In the records below, find each line containing the word "店里的烤五花" and copy it.

§

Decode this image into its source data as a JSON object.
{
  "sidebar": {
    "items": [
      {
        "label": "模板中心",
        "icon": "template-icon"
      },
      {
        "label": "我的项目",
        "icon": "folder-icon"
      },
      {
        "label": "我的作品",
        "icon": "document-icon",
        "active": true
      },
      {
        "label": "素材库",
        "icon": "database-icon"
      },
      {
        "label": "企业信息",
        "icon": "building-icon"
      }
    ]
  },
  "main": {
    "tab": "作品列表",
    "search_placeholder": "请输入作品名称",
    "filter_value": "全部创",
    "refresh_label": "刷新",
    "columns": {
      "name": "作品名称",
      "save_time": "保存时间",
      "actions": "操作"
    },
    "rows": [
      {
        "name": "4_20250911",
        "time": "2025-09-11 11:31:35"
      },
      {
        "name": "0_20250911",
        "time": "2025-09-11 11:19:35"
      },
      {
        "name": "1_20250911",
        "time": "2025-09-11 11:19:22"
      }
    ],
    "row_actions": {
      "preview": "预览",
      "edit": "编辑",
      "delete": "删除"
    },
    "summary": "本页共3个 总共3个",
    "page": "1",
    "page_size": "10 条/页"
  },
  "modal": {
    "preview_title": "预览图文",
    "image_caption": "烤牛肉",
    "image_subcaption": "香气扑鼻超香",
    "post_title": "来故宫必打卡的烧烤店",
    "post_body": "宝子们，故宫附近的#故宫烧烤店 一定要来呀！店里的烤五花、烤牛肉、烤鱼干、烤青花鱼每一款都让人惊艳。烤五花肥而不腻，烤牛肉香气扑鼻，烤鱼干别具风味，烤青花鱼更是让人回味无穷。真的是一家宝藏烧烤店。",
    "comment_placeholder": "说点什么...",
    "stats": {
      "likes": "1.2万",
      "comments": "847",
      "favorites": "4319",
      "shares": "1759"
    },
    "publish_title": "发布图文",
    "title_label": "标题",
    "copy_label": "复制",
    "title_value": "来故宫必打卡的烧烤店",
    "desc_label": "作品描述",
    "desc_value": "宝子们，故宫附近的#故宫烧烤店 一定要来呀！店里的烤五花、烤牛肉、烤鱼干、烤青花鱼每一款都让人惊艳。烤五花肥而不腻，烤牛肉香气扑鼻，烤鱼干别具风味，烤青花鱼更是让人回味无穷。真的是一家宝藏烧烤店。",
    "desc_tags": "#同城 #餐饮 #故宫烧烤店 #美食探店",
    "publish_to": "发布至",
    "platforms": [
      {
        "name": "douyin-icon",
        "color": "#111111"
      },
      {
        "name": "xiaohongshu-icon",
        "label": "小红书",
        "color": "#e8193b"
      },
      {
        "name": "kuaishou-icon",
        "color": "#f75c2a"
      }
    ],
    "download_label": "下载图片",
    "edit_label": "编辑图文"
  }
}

§

| EXERCISE ANSWER |
    "post_body": "宝子们，故宫附近的#故宫烧烤店 一定要来呀！店里的烤五花、烤牛肉、烤鱼干、烤青花鱼每一款都让人惊艳。烤五花肥而不腻，烤牛肉香气扑鼻，烤鱼干别具风味，烤青花鱼更是让人回味无穷。真的是一家宝藏烧烤店。",
    "desc_value": "宝子们，故宫附近的#故宫烧烤店 一定要来呀！店里的烤五花、烤牛肉、烤鱼干、烤青花鱼每一款都让人惊艳。烤五花肥而不腻，烤牛肉香气扑鼻，烤鱼干别具风味，烤青花鱼更是让人回味无穷。真的是一家宝藏烧烤店。",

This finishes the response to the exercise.